═══ Entries

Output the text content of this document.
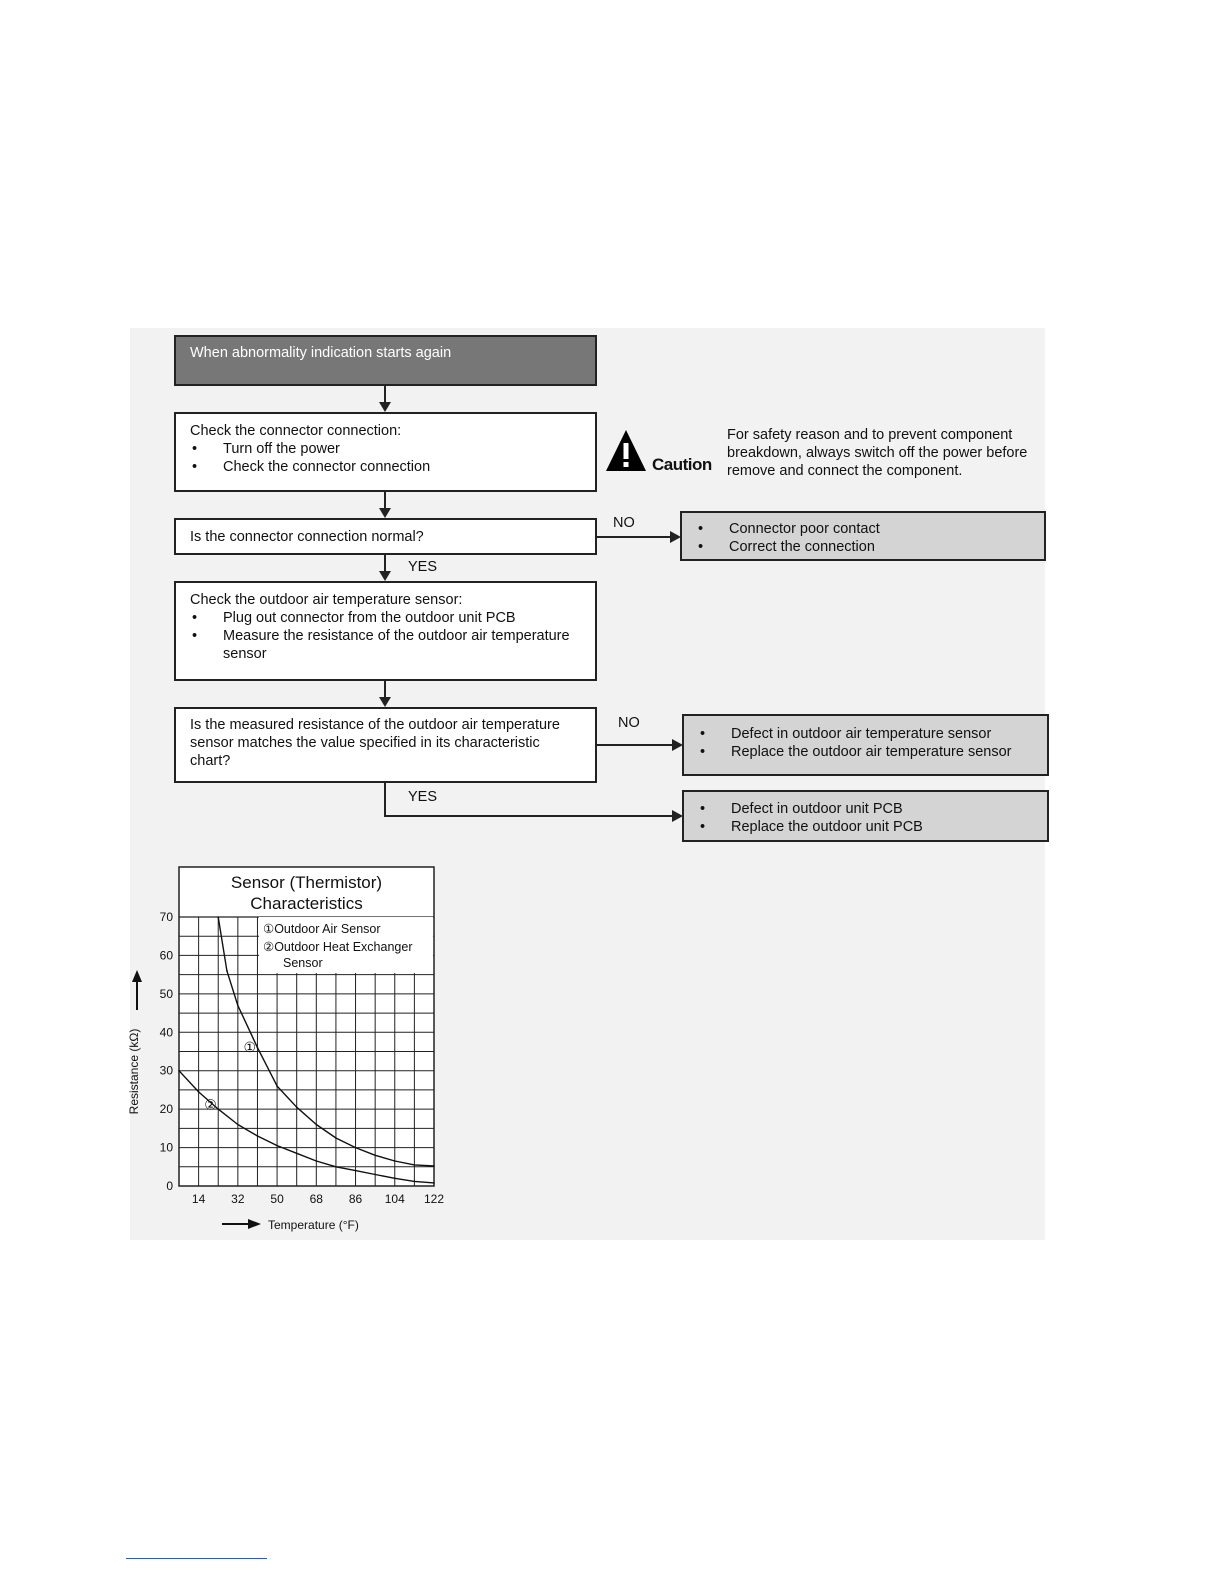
When abnormality indication starts again
Check the connector connection:
• Turn off the power
• Check the connector connection	Caution
For safety reason and to prevent component breakdown, always switch off the power before remove and connect the component.
Is the connector connection normal?
NO
•	Connector poor contact
• Correct the connection
YES
Check the outdoor air temperature sensor:
• Plug out connector from the outdoor unit PCB
• Measure the resistance of the outdoor air temperature sensor
Is the measured resistance of the outdoor air temperature sensor matches the value specified in its characteristic chart?
NO
• Defect in outdoor air temperature sensor
• Replace the outdoor air temperature sensor
YES
• Defect in outdoor unit PCB
• Replace the outdoor unit PCB
Sensor (Thermistor) Characteristics
①Outdoor Air Sensor
②Outdoor Heat Exchanger
Sensor
0
10
20
30
40
50
60
70
14 32 50 68 86 104 122
Resistance (kΩ)
Temperature (°F)
①
②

══════

Instruction >>
Repeat everything in the records precisely. Images are excluded from the copy.

Reply to the exercise >>
Output the text content of this document.
When abnormality indication starts again
Check the connector connection:
• Turn off the power
• Check the connector connection	Caution
For safety reason and to prevent component breakdown, always switch off the power before remove and connect the component.
Is the connector connection normal?
NO
•	Connector poor contact
• Correct the connection
YES
Check the outdoor air temperature sensor:
• Plug out connector from the outdoor unit PCB
• Measure the resistance of the outdoor air temperature sensor
Is the measured resistance of the outdoor air temperature sensor matches the value specified in its characteristic chart?
NO
• Defect in outdoor air temperature sensor
• Replace the outdoor air temperature sensor
YES
• Defect in outdoor unit PCB
• Replace the outdoor unit PCB
Sensor (Thermistor) Characteristics
①Outdoor Air Sensor
②Outdoor Heat Exchanger
Sensor
0
10
20
30
40
50
60
70
14 32 50 68 86 104 122
Resistance (kΩ)
Temperature (°F)
①
②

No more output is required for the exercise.